§ REQUIRED WORK: Using the listing below, please gather every line containing the word "left".

§ TASK DATA:
- - -
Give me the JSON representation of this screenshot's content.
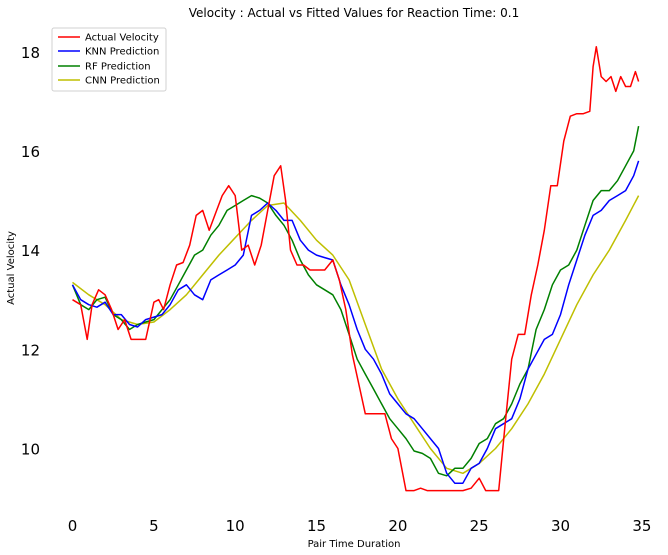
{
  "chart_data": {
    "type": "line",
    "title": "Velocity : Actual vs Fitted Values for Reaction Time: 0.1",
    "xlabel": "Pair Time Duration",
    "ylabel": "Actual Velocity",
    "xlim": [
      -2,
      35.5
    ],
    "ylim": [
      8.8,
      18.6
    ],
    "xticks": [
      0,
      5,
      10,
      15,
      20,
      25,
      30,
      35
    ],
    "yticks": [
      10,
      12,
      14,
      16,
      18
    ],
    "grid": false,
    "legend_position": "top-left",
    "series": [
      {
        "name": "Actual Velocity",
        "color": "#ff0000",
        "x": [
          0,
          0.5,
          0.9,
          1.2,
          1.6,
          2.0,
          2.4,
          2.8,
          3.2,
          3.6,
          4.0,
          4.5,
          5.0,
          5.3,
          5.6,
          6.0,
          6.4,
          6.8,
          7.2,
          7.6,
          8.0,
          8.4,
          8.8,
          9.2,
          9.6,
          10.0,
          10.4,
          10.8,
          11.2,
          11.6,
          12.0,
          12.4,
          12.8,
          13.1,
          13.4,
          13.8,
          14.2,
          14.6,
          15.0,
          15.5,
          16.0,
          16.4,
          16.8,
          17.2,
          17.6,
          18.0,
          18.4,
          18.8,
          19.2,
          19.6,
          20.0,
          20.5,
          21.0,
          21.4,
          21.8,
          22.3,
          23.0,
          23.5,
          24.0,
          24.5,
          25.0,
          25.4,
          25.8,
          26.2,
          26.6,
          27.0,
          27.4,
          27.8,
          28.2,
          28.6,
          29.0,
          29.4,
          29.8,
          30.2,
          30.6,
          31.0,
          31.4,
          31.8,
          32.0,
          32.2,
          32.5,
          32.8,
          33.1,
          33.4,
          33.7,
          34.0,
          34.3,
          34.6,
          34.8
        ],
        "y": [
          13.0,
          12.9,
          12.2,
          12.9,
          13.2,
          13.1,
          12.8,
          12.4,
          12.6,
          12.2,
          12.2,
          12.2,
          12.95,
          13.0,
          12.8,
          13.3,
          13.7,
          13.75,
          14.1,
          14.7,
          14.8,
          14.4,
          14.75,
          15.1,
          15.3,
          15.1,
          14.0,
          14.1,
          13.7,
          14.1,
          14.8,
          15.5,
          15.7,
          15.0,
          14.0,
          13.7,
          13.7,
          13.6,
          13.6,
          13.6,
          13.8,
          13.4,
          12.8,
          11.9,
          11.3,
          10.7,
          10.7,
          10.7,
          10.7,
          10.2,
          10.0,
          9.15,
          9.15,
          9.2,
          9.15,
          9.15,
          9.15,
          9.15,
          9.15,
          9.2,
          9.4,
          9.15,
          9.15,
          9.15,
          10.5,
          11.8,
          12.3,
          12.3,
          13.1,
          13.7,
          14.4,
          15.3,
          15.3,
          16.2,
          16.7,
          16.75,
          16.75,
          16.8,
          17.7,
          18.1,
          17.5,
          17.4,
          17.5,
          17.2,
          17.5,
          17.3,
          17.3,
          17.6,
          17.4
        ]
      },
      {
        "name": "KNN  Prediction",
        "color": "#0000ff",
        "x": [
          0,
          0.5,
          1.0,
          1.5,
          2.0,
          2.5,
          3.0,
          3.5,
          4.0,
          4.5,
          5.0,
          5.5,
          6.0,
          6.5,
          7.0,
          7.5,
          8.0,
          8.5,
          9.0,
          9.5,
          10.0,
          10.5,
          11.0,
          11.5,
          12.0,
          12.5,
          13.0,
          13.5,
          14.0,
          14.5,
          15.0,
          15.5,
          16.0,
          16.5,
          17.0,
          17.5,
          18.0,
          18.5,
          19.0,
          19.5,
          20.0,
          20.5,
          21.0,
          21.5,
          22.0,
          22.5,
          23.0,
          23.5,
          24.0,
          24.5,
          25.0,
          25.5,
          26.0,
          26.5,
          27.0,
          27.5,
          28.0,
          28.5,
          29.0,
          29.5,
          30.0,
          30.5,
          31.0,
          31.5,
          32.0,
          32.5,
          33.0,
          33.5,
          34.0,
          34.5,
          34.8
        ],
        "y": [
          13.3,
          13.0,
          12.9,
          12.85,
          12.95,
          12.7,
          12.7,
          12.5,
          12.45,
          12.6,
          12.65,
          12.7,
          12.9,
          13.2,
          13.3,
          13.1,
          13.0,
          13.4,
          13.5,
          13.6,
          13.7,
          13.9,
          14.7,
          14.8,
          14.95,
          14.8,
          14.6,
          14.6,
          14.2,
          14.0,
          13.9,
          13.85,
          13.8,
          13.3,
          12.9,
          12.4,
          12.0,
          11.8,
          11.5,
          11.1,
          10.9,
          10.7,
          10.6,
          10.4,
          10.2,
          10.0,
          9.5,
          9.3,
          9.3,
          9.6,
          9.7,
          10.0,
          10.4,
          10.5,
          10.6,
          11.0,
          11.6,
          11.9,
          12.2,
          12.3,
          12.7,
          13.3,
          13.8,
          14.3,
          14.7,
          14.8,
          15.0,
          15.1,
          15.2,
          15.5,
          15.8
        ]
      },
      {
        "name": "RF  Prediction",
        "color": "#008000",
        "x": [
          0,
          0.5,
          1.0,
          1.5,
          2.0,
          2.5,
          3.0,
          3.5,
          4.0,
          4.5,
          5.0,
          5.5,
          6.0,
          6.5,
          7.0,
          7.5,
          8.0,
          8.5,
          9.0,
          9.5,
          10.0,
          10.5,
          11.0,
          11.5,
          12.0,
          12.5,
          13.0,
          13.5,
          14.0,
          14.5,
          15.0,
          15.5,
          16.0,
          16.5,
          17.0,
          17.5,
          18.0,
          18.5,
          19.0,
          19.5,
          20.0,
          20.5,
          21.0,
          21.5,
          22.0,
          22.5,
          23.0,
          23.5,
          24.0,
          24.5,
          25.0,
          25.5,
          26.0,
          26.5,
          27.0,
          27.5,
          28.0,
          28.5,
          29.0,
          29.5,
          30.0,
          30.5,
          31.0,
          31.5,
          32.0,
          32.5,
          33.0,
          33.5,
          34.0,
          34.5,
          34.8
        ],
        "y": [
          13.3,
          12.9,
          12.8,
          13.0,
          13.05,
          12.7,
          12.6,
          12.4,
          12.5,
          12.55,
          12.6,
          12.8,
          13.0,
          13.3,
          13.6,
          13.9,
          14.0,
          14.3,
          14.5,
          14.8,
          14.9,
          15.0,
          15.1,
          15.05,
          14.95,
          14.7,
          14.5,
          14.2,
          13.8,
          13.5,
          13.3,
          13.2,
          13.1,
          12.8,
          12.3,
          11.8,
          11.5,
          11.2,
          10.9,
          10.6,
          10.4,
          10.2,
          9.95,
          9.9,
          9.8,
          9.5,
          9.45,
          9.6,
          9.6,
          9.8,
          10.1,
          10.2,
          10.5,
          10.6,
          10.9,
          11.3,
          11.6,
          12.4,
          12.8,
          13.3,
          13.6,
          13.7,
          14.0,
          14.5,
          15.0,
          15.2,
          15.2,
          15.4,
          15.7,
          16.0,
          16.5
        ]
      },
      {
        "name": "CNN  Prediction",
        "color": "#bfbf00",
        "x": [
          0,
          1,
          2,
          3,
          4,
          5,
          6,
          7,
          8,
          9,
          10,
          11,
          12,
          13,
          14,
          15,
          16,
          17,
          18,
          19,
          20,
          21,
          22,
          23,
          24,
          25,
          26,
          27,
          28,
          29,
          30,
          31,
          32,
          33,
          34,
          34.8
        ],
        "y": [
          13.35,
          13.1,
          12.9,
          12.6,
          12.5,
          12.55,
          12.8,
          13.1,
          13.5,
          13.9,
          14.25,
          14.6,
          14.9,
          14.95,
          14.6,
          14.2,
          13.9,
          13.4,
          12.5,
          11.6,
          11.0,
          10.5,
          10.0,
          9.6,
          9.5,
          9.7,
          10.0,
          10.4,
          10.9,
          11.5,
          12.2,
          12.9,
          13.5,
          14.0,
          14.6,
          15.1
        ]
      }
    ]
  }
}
- - -
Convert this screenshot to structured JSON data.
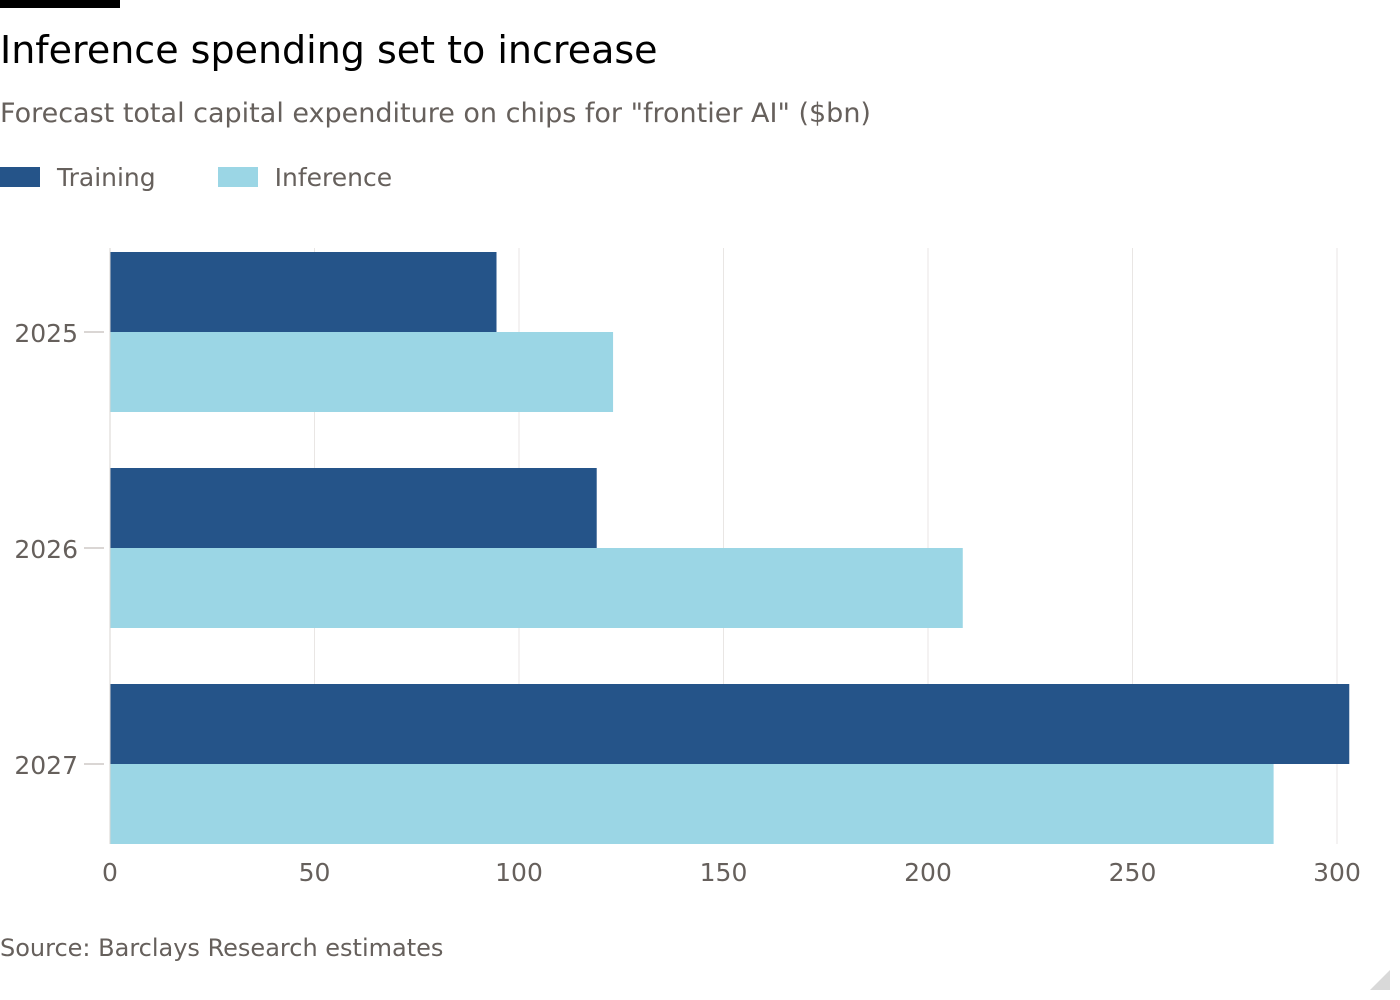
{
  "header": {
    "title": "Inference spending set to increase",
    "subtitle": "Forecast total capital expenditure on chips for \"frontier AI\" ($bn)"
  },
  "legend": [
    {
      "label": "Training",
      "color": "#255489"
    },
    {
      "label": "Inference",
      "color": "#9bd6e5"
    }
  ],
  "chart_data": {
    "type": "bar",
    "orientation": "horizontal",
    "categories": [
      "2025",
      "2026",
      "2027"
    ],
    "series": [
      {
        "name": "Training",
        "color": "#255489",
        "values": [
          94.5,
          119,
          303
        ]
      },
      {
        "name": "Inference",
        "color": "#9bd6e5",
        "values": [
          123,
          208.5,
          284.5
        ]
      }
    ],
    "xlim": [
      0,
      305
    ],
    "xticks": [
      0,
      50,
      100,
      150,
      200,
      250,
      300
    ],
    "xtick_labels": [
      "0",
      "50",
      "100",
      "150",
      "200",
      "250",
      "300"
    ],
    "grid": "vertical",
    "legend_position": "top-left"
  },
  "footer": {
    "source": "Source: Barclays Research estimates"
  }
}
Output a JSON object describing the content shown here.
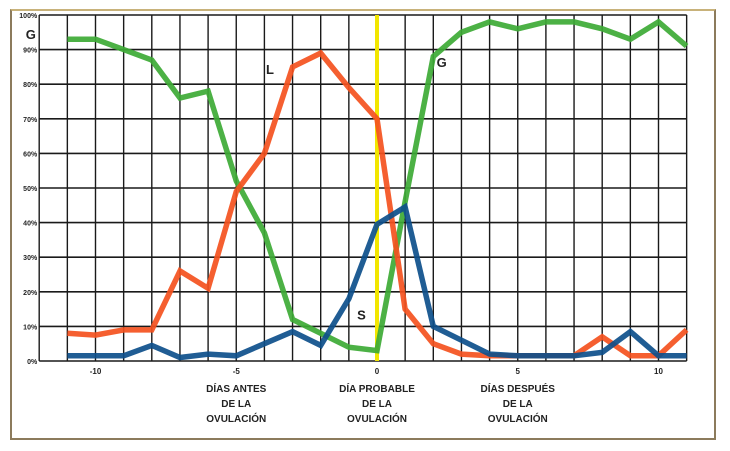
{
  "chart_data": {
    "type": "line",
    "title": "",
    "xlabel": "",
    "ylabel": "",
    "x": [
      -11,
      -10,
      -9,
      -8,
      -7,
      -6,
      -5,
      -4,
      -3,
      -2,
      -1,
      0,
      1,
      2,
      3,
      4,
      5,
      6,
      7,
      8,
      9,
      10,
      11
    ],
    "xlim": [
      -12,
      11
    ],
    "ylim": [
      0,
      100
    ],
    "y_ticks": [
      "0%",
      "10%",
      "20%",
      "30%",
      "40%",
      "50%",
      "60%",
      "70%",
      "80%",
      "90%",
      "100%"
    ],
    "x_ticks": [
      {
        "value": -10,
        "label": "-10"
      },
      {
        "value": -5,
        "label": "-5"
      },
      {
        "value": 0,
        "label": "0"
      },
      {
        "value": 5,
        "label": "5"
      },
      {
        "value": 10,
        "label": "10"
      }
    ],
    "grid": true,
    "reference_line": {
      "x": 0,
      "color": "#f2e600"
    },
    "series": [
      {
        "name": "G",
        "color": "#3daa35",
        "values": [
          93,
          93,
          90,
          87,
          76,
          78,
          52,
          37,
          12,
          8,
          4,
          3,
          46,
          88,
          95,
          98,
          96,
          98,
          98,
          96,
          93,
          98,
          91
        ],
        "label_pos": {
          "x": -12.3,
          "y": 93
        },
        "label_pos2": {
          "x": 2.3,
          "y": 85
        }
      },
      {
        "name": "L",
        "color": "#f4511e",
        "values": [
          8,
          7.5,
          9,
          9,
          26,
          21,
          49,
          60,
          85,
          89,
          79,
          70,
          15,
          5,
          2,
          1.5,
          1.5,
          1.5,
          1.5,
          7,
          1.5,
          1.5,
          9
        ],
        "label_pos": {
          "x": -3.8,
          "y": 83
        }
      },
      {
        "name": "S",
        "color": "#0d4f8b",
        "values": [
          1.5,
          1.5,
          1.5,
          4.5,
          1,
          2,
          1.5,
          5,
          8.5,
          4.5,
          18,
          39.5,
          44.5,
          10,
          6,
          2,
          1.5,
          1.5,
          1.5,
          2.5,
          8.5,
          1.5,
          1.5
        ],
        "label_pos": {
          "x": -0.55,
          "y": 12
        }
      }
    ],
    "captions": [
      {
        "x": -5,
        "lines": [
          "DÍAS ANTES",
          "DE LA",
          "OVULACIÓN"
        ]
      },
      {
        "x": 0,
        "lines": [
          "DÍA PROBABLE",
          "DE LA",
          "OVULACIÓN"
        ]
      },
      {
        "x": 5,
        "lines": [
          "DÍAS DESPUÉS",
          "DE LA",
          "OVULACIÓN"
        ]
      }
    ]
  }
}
- - -
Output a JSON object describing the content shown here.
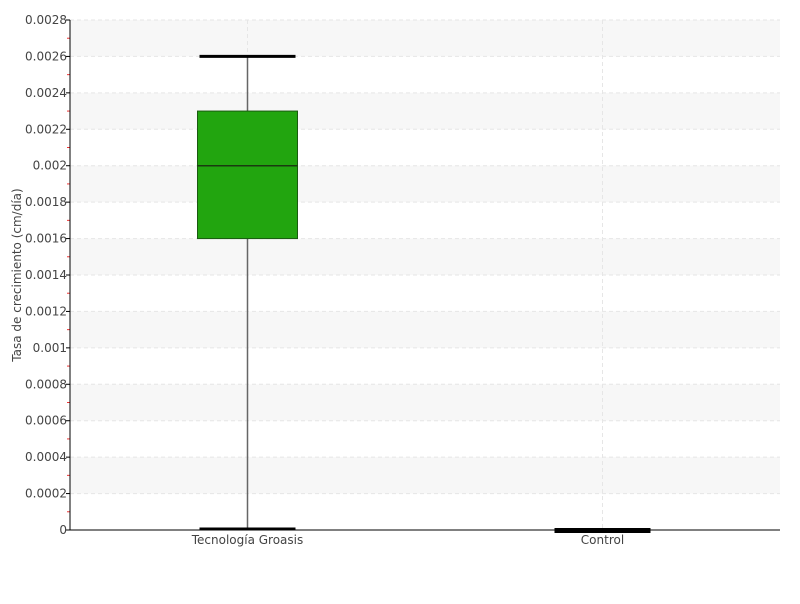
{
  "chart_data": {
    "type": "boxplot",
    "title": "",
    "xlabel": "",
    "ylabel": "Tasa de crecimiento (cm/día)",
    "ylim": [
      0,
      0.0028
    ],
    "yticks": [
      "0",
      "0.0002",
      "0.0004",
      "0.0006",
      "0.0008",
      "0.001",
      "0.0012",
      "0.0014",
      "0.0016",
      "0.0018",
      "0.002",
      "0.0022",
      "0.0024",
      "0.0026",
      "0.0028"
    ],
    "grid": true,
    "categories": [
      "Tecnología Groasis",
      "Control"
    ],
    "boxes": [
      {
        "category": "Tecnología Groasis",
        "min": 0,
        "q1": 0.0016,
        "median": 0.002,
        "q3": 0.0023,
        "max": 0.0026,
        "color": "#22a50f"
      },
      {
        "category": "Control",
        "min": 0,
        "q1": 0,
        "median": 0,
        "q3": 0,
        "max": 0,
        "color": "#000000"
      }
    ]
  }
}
- - -
§ RESULT FOR THIS TASK:
    "legend_position": "top-left",
    "legend_position": "top-left"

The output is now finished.